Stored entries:
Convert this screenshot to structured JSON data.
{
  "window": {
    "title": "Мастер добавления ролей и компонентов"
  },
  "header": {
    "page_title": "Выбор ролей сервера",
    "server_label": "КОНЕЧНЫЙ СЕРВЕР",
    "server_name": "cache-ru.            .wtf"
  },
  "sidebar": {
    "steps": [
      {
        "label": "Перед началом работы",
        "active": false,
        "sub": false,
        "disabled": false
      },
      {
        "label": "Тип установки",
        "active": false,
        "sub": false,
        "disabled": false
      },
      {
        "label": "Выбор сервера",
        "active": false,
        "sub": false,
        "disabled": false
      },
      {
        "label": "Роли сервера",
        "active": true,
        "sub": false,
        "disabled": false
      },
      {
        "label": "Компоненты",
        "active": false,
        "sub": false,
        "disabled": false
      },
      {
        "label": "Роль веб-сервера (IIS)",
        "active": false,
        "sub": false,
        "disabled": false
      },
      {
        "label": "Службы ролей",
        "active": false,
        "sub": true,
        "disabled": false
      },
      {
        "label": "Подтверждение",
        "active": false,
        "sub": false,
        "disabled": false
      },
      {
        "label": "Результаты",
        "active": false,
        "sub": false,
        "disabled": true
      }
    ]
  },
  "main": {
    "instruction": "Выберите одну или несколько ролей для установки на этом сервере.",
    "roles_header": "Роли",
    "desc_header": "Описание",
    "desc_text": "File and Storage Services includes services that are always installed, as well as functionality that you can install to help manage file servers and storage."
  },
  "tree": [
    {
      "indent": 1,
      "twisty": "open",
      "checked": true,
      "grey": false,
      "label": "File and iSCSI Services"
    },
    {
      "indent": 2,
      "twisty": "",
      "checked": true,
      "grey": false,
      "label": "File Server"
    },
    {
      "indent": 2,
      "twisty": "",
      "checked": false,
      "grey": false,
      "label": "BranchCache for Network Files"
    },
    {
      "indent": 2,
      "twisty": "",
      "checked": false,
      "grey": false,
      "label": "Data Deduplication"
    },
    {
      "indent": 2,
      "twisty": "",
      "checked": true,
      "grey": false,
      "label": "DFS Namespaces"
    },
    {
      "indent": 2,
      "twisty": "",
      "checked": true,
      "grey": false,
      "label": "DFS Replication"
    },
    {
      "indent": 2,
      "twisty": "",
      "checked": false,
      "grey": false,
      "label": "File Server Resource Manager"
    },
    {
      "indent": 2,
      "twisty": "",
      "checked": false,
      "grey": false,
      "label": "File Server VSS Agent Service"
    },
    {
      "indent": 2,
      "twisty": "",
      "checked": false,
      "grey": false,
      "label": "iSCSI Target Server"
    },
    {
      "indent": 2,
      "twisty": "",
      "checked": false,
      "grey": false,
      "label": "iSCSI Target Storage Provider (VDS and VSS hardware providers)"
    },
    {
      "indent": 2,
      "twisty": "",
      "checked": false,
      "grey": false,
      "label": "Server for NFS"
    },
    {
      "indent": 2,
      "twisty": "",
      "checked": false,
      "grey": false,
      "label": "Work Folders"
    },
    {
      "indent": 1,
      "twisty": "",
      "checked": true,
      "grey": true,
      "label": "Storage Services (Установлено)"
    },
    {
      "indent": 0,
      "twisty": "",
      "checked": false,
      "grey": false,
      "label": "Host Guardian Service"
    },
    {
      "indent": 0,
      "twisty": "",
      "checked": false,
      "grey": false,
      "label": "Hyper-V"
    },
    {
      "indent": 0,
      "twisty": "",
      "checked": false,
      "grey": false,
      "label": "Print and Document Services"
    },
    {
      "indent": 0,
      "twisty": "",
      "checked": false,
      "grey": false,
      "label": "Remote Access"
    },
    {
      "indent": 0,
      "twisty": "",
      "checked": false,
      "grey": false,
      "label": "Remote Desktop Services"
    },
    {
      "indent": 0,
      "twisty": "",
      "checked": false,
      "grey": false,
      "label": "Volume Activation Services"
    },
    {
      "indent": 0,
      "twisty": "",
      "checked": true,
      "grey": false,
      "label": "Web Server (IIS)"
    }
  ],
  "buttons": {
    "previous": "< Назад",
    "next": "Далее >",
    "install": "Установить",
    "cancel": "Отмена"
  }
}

● **What the exercise asks**
Copy each line of the data exactly, leaving nothing out.

● **Worked answer**
Convert this screenshot to structured JSON data.
{
  "window": {
    "title": "Мастер добавления ролей и компонентов"
  },
  "header": {
    "page_title": "Выбор ролей сервера",
    "server_label": "КОНЕЧНЫЙ СЕРВЕР",
    "server_name": "cache-ru.            .wtf"
  },
  "sidebar": {
    "steps": [
      {
        "label": "Перед началом работы",
        "active": false,
        "sub": false,
        "disabled": false
      },
      {
        "label": "Тип установки",
        "active": false,
        "sub": false,
        "disabled": false
      },
      {
        "label": "Выбор сервера",
        "active": false,
        "sub": false,
        "disabled": false
      },
      {
        "label": "Роли сервера",
        "active": true,
        "sub": false,
        "disabled": false
      },
      {
        "label": "Компоненты",
        "active": false,
        "sub": false,
        "disabled": false
      },
      {
        "label": "Роль веб-сервера (IIS)",
        "active": false,
        "sub": false,
        "disabled": false
      },
      {
        "label": "Службы ролей",
        "active": false,
        "sub": true,
        "disabled": false
      },
      {
        "label": "Подтверждение",
        "active": false,
        "sub": false,
        "disabled": false
      },
      {
        "label": "Результаты",
        "active": false,
        "sub": false,
        "disabled": true
      }
    ]
  },
  "main": {
    "instruction": "Выберите одну или несколько ролей для установки на этом сервере.",
    "roles_header": "Роли",
    "desc_header": "Описание",
    "desc_text": "File and Storage Services includes services that are always installed, as well as functionality that you can install to help manage file servers and storage."
  },
  "tree": [
    {
      "indent": 1,
      "twisty": "open",
      "checked": true,
      "grey": false,
      "label": "File and iSCSI Services"
    },
    {
      "indent": 2,
      "twisty": "",
      "checked": true,
      "grey": false,
      "label": "File Server"
    },
    {
      "indent": 2,
      "twisty": "",
      "checked": false,
      "grey": false,
      "label": "BranchCache for Network Files"
    },
    {
      "indent": 2,
      "twisty": "",
      "checked": false,
      "grey": false,
      "label": "Data Deduplication"
    },
    {
      "indent": 2,
      "twisty": "",
      "checked": true,
      "grey": false,
      "label": "DFS Namespaces"
    },
    {
      "indent": 2,
      "twisty": "",
      "checked": true,
      "grey": false,
      "label": "DFS Replication"
    },
    {
      "indent": 2,
      "twisty": "",
      "checked": false,
      "grey": false,
      "label": "File Server Resource Manager"
    },
    {
      "indent": 2,
      "twisty": "",
      "checked": false,
      "grey": false,
      "label": "File Server VSS Agent Service"
    },
    {
      "indent": 2,
      "twisty": "",
      "checked": false,
      "grey": false,
      "label": "iSCSI Target Server"
    },
    {
      "indent": 2,
      "twisty": "",
      "checked": false,
      "grey": false,
      "label": "iSCSI Target Storage Provider (VDS and VSS hardware providers)"
    },
    {
      "indent": 2,
      "twisty": "",
      "checked": false,
      "grey": false,
      "label": "Server for NFS"
    },
    {
      "indent": 2,
      "twisty": "",
      "checked": false,
      "grey": false,
      "label": "Work Folders"
    },
    {
      "indent": 1,
      "twisty": "",
      "checked": true,
      "grey": true,
      "label": "Storage Services (Установлено)"
    },
    {
      "indent": 0,
      "twisty": "",
      "checked": false,
      "grey": false,
      "label": "Host Guardian Service"
    },
    {
      "indent": 0,
      "twisty": "",
      "checked": false,
      "grey": false,
      "label": "Hyper-V"
    },
    {
      "indent": 0,
      "twisty": "",
      "checked": false,
      "grey": false,
      "label": "Print and Document Services"
    },
    {
      "indent": 0,
      "twisty": "",
      "checked": false,
      "grey": false,
      "label": "Remote Access"
    },
    {
      "indent": 0,
      "twisty": "",
      "checked": false,
      "grey": false,
      "label": "Remote Desktop Services"
    },
    {
      "indent": 0,
      "twisty": "",
      "checked": false,
      "grey": false,
      "label": "Volume Activation Services"
    },
    {
      "indent": 0,
      "twisty": "",
      "checked": true,
      "grey": false,
      "label": "Web Server (IIS)"
    }
  ],
  "buttons": {
    "previous": "< Назад",
    "next": "Далее >",
    "install": "Установить",
    "cancel": "Отмена"
  }
}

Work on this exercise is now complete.